Continue the forum thread about moving to Toronto with an IT support career, starting right after its last line.

◆ Excerpted text ◆
[start]

# IT Job, credit history and mortgages



## shahid-h (Apr 21, 2011)

Hi all

I'm new to this forum so this is my 1st post. I have done some search through this forum and have found some very usefull info, but I now have some specific details I require, so hope others on this forum are able to advise or point me in the right direction.

We're at a very early stage of wanting to move to Canada. I'm an IT professional in a 3rd line technical support role and have 12 years working experience. I'm also a university graduate, BSc (Hons).

We're looking at Toronto or southern part of Toronto (maybe Missisuaga) as our destination.

I'm wanting to know the following:

a) How easy is it to find an IT support job in or around Toronto?
b) What range of salary can I expect?
c) If I have £80,000, would that help with my application to migrate to Canada?
d) With above amount, would that assist with a mortgage application? Will I get better interest rates?
e) Does my credit history/ratings from UK transfer to Canada or will it be a new start in Canada with UK credit history remaining in UK?

I understand no one can provide exact info or details but I'm only looking for some general details and wanting to see views of other people.

If anyone is able to provide usefull info or answer my questions in detail that would be very much appreciated.

If anyone wants to know more details from me then pls feel free to ask.

Many thanks in advance.


----------



## Auld Yin (Mar 10, 2009)

shahid-h said:


> Hi all
> 
> I'm new to this forum so this is my 1st post. I have done some search through this forum and have found some very usefull info, but I now have some specific details I require, so hope others on this forum are able to advise or point me in the right direction.
> 
> ...


You need a visa to enter and live in Canada. What type of visa do you have/propose to get?


----------



## shahid-h (Apr 21, 2011)

Thanks Auld for your reply.

I'm aware of the visa requiremnets but as yet don't know which one I'll be applying for. It will be one for the purpose of working and living in Canada.


----------



## Auld Yin (Mar 10, 2009)

shahid-h said:


> Thanks Auld for your reply.
> 
> I'm aware of the visa requiremnets but as yet don't know which one I'll be applying for. It will be one for the purpose of working and living in Canada.

[end]

◆ Material ◆

[start]

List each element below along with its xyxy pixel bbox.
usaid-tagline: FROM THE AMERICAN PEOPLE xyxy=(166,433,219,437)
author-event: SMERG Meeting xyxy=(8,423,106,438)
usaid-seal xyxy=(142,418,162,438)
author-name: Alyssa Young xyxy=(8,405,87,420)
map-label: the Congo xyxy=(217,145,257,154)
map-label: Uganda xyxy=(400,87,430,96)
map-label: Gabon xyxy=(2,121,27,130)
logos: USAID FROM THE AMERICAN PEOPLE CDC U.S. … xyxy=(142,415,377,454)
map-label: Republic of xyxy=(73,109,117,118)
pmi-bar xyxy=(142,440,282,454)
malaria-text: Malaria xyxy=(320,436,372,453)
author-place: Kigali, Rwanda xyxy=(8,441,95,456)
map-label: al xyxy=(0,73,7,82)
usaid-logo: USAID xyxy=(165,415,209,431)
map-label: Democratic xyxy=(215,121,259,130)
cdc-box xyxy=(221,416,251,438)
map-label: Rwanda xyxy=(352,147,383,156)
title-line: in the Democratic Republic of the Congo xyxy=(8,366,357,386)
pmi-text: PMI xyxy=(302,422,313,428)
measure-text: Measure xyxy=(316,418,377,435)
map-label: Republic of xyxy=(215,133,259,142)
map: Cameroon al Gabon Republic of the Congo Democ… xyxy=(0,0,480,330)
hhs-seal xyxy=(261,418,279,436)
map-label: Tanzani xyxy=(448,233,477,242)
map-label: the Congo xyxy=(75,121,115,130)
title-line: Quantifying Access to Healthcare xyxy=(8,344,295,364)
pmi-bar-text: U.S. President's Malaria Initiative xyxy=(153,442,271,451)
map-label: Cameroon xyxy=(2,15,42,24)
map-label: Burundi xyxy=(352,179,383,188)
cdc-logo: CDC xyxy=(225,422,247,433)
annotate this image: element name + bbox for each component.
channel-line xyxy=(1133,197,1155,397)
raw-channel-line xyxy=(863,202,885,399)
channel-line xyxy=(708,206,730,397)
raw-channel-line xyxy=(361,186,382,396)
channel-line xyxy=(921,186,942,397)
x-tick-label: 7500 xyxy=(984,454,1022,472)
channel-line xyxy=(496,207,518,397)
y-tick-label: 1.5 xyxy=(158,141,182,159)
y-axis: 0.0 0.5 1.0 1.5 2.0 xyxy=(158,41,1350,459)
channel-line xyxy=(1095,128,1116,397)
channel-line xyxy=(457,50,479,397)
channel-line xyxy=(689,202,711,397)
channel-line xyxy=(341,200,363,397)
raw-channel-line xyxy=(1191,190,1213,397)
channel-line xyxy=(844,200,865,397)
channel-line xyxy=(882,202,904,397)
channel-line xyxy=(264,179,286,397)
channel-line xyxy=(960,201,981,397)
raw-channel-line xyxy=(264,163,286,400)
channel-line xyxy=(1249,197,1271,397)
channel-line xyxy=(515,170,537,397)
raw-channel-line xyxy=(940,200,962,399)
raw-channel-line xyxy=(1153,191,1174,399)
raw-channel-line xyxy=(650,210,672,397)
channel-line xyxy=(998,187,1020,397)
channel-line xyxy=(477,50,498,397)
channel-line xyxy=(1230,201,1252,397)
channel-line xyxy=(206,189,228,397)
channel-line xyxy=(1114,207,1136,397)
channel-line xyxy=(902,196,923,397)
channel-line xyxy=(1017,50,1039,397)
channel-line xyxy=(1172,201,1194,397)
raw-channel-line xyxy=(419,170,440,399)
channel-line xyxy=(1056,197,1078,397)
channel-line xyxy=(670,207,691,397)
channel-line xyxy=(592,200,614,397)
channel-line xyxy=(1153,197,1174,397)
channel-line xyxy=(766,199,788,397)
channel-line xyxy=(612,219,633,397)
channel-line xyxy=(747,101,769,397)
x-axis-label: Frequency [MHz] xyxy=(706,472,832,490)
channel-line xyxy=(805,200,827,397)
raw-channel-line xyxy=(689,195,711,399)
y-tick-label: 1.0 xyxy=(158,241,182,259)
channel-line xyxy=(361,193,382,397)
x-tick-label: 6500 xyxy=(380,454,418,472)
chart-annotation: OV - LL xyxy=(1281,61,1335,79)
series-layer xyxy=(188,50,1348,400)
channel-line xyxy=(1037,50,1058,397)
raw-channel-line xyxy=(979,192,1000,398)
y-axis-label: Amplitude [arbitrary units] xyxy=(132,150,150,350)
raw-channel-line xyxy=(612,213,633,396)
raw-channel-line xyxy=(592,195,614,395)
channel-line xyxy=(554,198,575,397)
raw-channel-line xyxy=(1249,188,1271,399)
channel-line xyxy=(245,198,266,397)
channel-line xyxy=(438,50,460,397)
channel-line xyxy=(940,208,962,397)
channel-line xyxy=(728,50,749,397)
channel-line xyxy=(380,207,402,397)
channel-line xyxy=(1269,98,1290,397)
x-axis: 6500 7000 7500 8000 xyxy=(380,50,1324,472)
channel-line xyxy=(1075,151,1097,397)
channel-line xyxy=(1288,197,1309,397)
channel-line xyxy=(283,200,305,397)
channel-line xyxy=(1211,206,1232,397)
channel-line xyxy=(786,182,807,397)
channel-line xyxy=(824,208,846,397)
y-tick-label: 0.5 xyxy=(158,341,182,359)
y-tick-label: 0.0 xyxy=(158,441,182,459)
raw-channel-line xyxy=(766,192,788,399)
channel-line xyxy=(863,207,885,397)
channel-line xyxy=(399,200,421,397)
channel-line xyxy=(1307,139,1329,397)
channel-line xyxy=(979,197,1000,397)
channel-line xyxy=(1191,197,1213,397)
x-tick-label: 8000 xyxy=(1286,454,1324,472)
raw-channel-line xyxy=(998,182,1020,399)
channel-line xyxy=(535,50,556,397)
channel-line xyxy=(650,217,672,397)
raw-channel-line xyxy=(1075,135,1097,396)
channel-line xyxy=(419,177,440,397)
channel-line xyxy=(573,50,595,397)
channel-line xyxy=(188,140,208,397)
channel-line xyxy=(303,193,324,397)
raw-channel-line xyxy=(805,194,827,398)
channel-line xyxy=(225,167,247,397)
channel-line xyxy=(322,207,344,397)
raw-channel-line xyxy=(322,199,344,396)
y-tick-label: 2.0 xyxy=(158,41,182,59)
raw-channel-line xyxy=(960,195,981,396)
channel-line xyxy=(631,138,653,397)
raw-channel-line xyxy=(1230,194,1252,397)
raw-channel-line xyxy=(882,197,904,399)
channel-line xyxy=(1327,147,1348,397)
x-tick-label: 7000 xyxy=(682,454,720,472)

[end]

◆ Response to this task ◆
Well you firstly must be made aware that the IT industry is no longer on THE LIST of 29 employment categories that Canada considers essential. As a result you will need to pre-arrange employment with an employer willing to apply to the Canadian Government for a LMO (Labour Market Opinion) which, if granted, would allow your hiring. This would be very difficult to arrange from overseas unless you are extremely specialized.


----------



## Canuck_Sens (Nov 16, 2010)

I moved to Canada as a permanent resident quite some time ago and the list of occupations in demand changes. It is not static.

I am honestly not sure whether IT (under the federal scheme) is still classified as having "high demand"

First off, read the immigrations schemes and see if you qualify. Most of your questions can be answered right there.

As to job and salaries, do some research. Don't expect to get paid the same way you were in UK.

Before jumping with credit score, history; find out if you can move and how you are planning to move.

Everything else you can get it even transfer your credit score. HSBC will do that for you provided you have an HSBC account in UK.

Good luck


----------



## SczzyBoy (Jan 1, 2008)

Hi Shahid,

OK, as an IT professional closely related here's my 2 cents.

1. Not sure on the job front but be prepared to take a job lower than what you would expect, e.g. I used to be an IT Director but they are rare so now I'm a specialized well below my skill level but it pays well and is very much in demand here in Calgary.
2. There are plenty of jobsites online to tell you this better than we can - also job availability information.
3. The money will help paying fees and such. For my residency so far I have not been asked anything about my savings. 80K is 125K Canadian so that will give you a lot of leeway searching. It means you don't have to worry about being out of work.
4. Of course you will get better rates just like in most countries a deposit keeps your rates down.
5. Generally your rating does not transfer - new country new score. You could write a letter to Experian and ask them as they do scoring in the UK and Canada.

Have you been here at all for any length of time? Remember - postcards are not real life so you really should come see where you want to live rather than move to it sight unseen. Why is TO so attractive to you? Some people find Vancouver or, in my case, Calgary a cool place to live.
I thought about moving for years back in Ireland/UK but it wasn't until I came here that I wanted to stay. I was lucky ad a company brought me in but going down the FSW route will take you a long time - be prepared for a 2 year or longer process gathering information and submitting it. Iy's not quick but it's just paperwork at the end of the day.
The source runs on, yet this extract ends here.